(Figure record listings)
## start

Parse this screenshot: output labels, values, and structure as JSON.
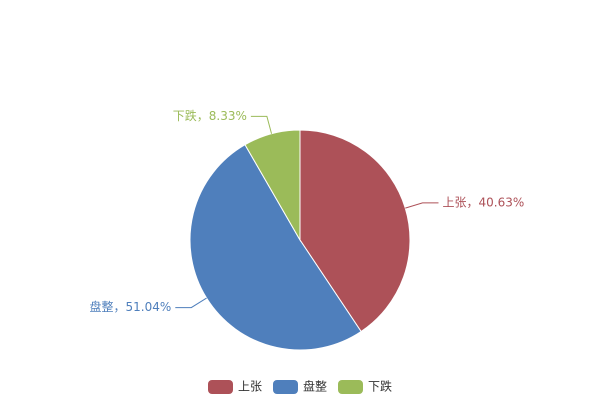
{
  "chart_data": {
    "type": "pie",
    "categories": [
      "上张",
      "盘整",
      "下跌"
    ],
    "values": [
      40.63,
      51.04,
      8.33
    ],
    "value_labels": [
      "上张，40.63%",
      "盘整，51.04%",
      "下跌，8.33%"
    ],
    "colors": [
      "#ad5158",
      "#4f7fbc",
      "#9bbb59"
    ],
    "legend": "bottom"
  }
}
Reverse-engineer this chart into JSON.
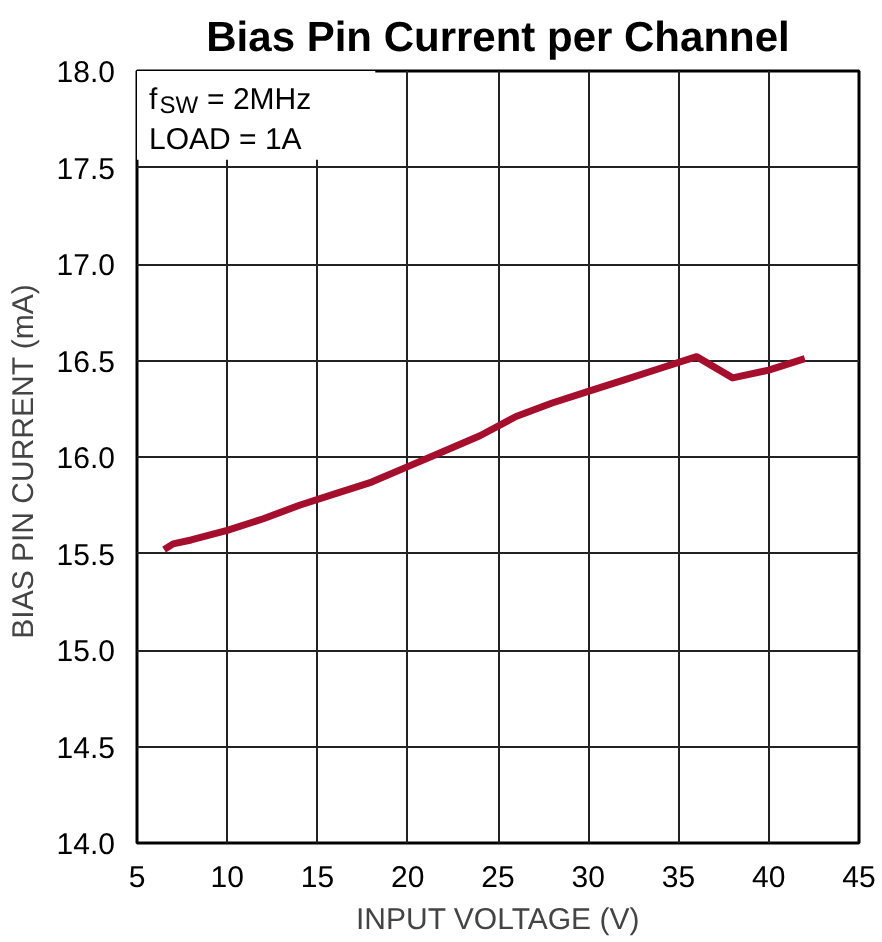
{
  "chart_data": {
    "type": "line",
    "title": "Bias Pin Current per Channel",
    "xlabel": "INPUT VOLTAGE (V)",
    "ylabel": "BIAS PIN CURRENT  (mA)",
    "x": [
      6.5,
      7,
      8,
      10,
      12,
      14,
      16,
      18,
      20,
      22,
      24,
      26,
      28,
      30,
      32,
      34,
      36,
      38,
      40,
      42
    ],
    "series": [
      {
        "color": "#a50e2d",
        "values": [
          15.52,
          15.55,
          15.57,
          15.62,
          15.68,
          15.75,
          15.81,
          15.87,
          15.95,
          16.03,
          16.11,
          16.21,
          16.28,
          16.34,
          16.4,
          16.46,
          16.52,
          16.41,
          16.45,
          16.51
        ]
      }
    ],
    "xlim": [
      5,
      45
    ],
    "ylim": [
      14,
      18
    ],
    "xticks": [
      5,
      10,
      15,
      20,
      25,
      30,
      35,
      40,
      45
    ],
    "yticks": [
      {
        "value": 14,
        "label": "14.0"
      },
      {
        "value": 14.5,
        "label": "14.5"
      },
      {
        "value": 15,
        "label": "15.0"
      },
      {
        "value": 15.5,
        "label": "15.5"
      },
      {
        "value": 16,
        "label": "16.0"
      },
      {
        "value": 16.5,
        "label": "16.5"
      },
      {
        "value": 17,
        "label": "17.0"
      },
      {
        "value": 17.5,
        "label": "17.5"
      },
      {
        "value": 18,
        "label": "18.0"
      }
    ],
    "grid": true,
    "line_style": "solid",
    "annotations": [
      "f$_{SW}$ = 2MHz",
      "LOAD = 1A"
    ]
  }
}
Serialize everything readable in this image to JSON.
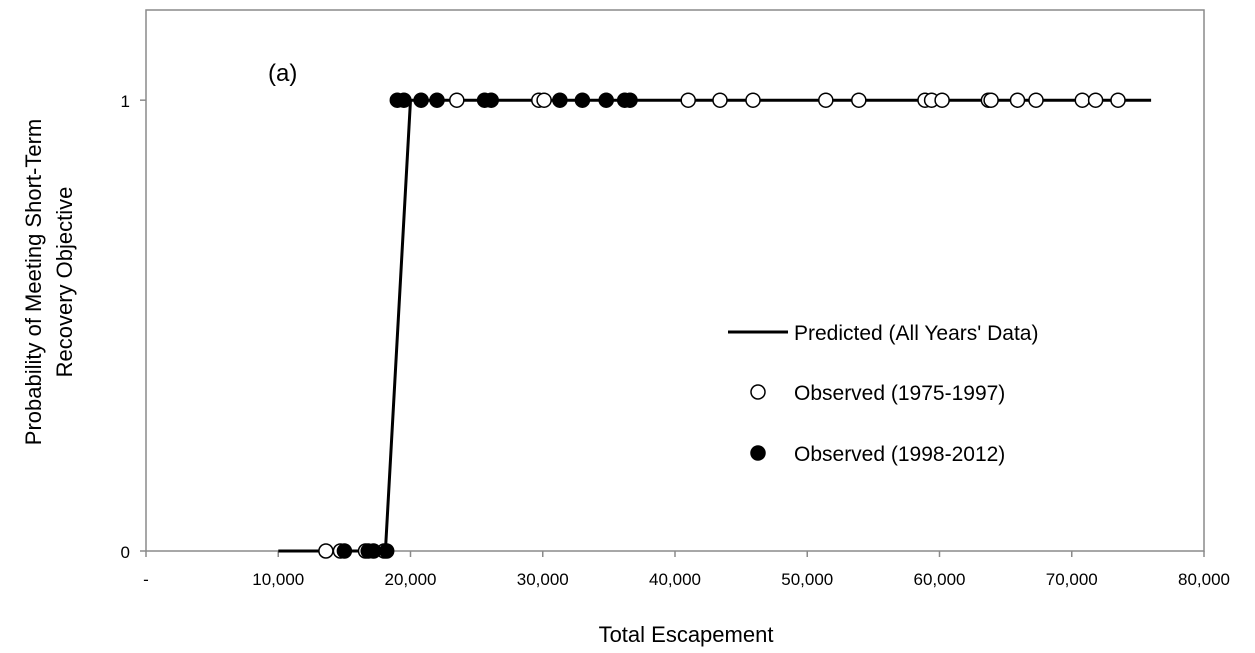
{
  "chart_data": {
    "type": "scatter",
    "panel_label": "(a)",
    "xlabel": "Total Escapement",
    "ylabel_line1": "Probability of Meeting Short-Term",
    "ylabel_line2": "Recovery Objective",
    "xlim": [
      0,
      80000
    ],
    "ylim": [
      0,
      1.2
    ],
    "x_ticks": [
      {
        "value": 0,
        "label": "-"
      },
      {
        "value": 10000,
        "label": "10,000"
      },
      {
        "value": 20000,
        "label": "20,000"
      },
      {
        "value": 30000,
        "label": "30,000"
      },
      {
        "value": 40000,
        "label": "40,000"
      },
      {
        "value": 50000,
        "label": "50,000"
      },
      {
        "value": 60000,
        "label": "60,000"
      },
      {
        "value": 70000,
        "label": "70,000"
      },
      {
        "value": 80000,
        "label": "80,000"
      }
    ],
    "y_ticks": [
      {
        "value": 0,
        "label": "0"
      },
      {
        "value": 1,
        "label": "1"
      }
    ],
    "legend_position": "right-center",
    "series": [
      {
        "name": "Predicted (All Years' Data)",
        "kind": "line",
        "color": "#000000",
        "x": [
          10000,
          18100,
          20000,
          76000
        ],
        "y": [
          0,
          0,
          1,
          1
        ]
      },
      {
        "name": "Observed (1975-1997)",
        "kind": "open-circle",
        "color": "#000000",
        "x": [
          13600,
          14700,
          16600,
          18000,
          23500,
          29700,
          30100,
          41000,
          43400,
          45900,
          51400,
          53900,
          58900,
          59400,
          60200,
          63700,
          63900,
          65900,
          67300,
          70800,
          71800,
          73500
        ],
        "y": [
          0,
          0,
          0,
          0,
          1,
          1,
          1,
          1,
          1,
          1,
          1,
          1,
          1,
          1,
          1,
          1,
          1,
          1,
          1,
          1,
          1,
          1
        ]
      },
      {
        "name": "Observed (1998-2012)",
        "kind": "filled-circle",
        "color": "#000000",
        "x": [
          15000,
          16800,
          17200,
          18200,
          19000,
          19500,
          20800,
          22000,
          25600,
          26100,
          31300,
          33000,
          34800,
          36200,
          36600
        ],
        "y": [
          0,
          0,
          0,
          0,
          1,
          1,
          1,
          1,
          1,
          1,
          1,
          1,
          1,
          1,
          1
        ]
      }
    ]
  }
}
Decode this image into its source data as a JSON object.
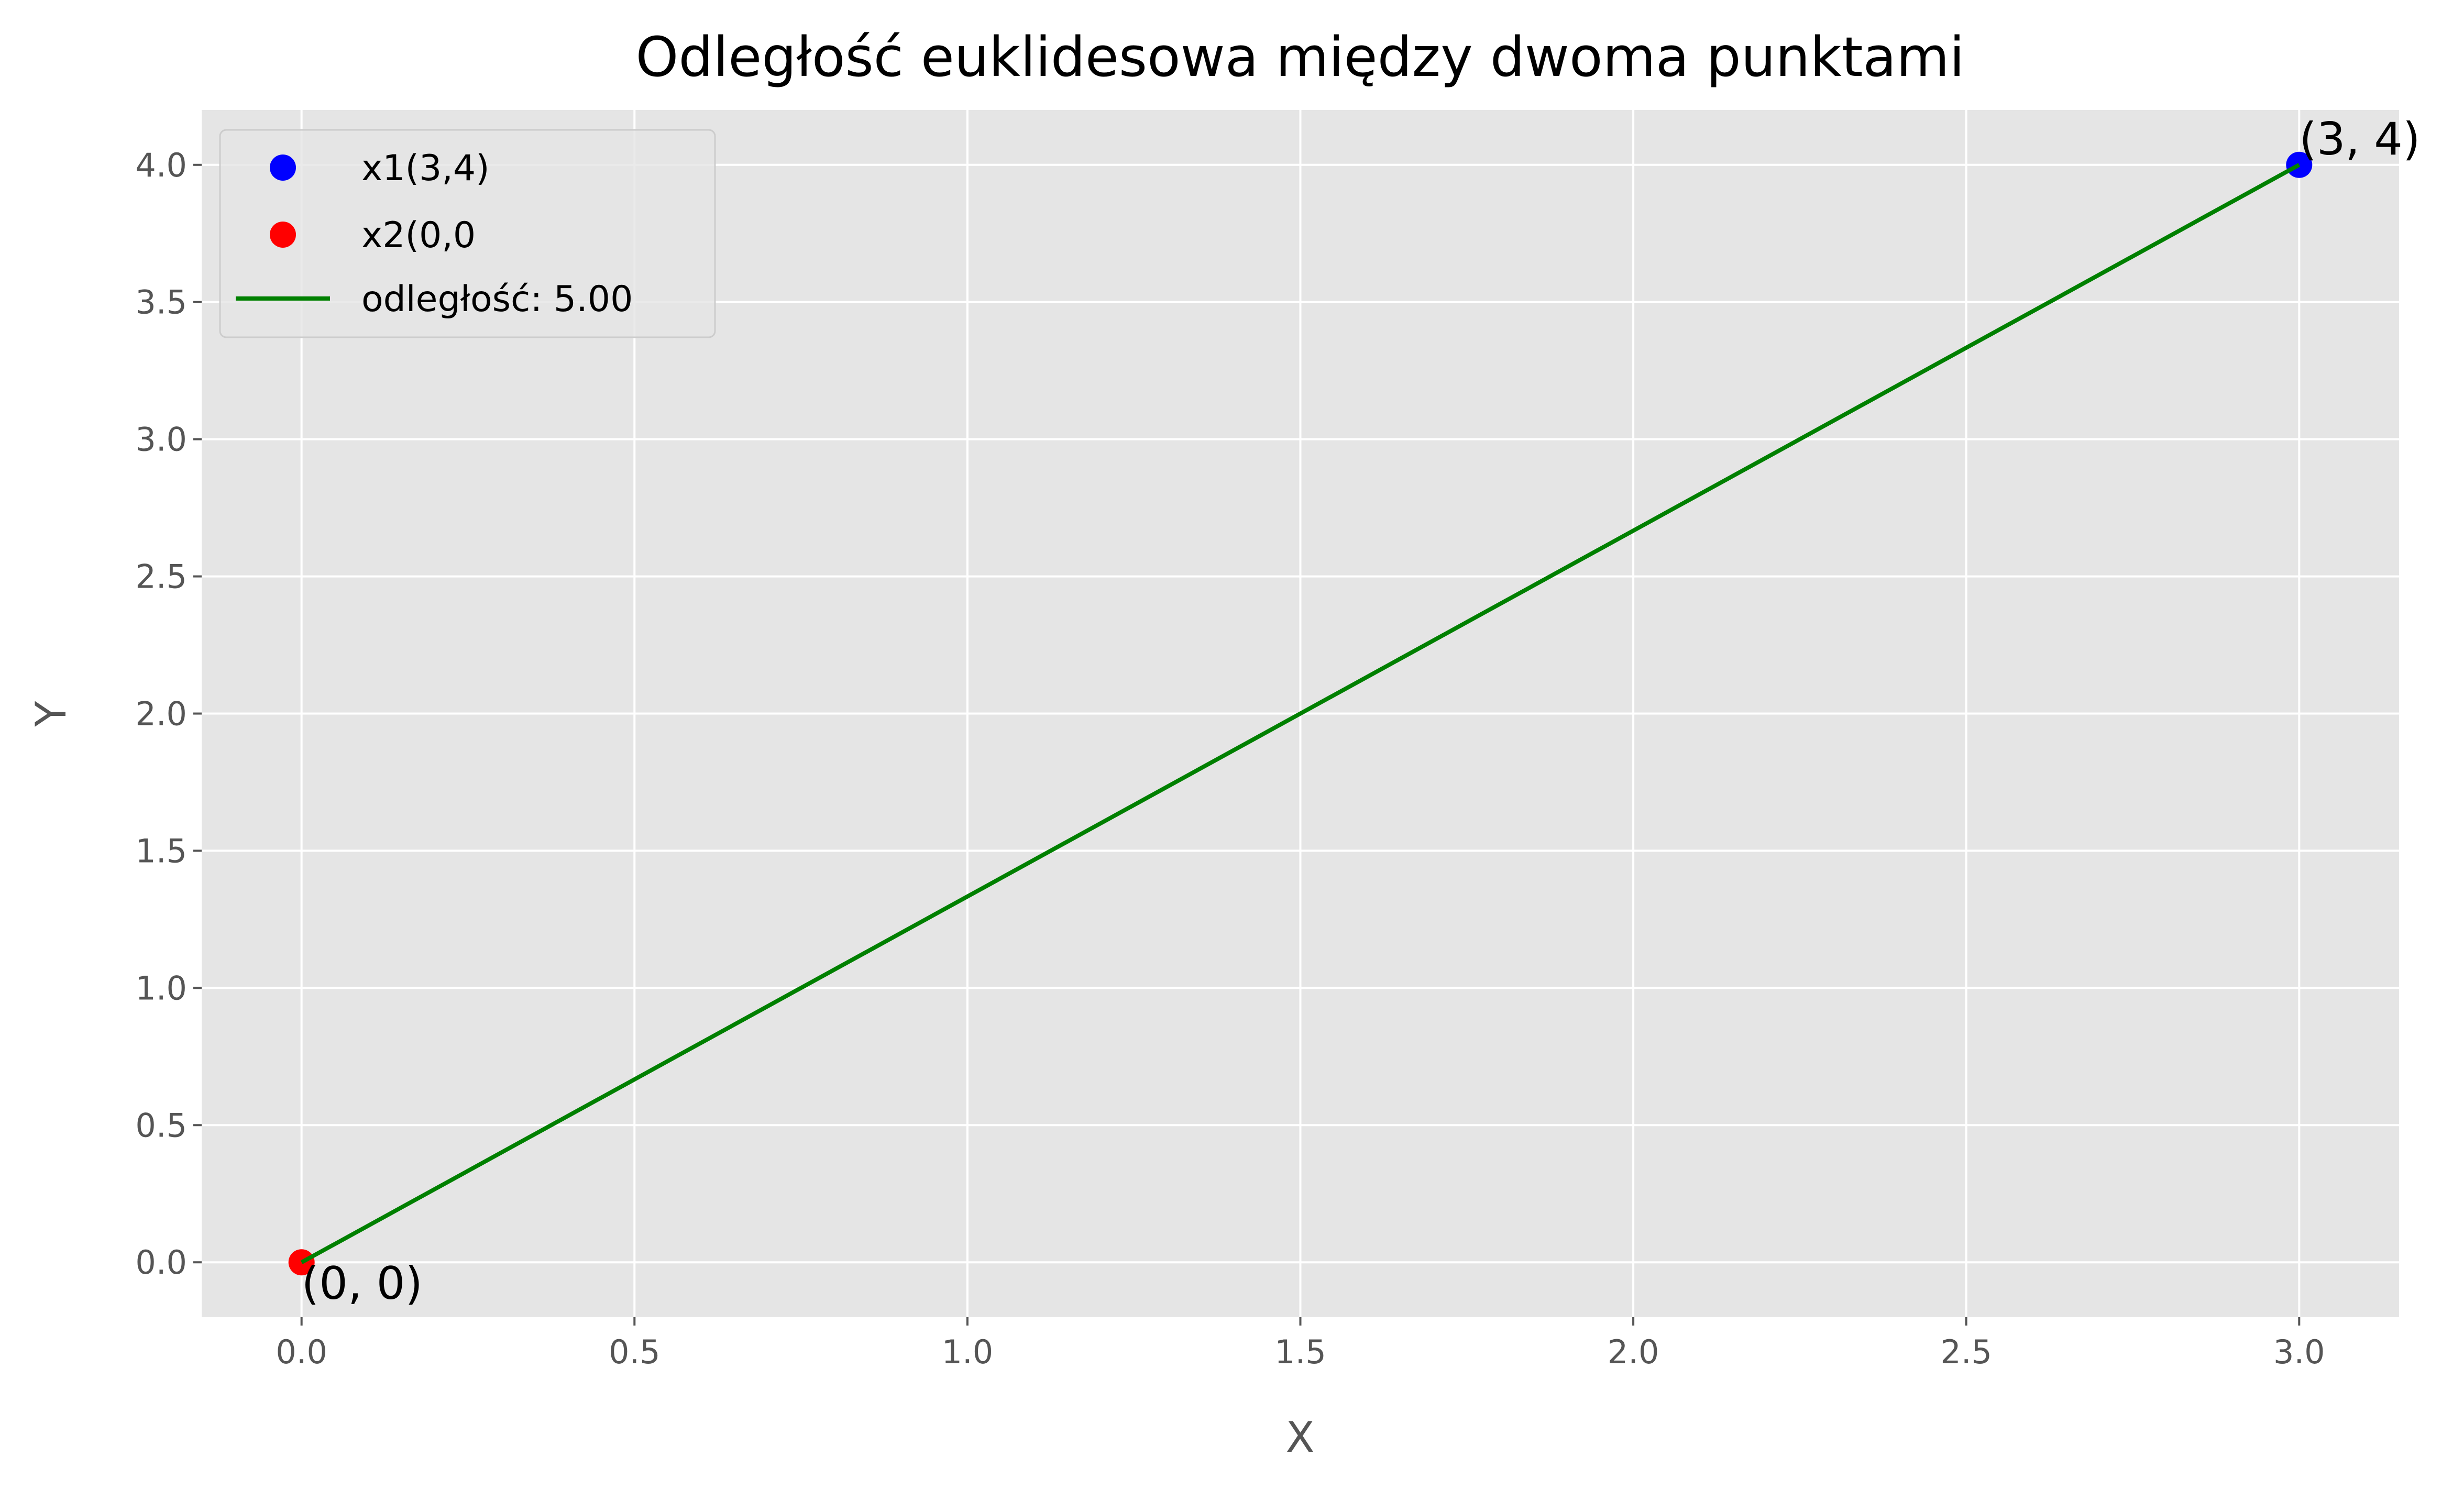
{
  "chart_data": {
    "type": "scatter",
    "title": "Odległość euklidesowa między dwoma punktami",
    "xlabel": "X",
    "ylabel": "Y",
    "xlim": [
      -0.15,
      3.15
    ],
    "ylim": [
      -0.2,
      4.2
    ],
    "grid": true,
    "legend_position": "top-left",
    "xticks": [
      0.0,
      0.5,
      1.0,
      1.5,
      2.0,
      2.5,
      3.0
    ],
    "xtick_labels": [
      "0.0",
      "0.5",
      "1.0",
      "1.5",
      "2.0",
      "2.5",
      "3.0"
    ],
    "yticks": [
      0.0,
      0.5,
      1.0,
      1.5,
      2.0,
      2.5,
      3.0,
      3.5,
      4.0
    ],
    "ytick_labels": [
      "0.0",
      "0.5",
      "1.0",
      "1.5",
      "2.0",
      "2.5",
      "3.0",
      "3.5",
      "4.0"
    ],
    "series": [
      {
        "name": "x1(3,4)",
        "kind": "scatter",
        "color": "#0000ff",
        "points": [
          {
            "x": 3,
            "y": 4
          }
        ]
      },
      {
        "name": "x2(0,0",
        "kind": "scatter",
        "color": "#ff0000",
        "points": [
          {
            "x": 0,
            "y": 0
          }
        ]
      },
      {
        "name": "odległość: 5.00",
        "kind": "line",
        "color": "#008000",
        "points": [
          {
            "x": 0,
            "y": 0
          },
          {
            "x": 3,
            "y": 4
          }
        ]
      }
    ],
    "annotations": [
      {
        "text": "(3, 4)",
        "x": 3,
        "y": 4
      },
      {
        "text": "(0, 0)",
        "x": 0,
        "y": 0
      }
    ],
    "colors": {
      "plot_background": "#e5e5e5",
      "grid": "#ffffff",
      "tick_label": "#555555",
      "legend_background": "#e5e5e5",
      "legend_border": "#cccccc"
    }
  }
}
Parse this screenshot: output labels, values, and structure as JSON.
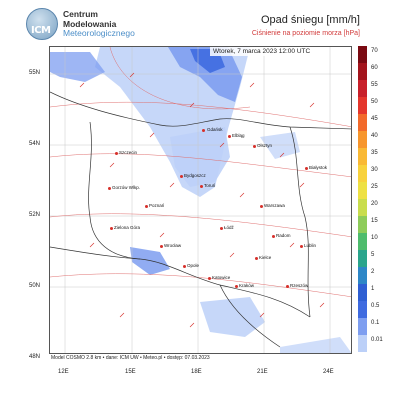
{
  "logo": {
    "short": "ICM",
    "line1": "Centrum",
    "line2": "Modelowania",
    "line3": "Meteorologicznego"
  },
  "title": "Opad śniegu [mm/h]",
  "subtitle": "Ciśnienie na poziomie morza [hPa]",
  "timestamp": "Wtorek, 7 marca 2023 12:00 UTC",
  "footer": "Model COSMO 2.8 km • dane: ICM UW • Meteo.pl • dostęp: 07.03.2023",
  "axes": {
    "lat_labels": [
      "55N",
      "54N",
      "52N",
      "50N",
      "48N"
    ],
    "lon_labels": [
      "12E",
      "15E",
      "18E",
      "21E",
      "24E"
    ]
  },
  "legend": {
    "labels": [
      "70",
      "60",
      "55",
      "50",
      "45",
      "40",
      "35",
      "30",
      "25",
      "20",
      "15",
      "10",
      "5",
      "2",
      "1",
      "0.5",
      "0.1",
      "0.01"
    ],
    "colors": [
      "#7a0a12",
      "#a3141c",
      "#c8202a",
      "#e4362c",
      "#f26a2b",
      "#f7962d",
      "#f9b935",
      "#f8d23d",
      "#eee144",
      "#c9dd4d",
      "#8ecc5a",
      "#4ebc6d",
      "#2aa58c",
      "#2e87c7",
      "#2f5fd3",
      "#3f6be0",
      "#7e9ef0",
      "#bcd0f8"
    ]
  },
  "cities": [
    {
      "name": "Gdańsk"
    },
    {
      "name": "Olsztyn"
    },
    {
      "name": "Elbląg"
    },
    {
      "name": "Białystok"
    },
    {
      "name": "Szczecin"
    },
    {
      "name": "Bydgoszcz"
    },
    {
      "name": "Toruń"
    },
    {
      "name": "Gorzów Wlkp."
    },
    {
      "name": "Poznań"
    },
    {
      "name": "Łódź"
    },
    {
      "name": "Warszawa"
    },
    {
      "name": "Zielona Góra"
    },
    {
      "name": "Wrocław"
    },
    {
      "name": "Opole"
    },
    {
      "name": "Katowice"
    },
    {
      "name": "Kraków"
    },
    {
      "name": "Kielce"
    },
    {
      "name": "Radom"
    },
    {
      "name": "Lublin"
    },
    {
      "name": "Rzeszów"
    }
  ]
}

## end

**WHAT IS EXPECTED**
Gather from the data above every line with the string "circle".

**TASK ANSWER**
        "kind": "open-circle",
        "kind": "filled-circle",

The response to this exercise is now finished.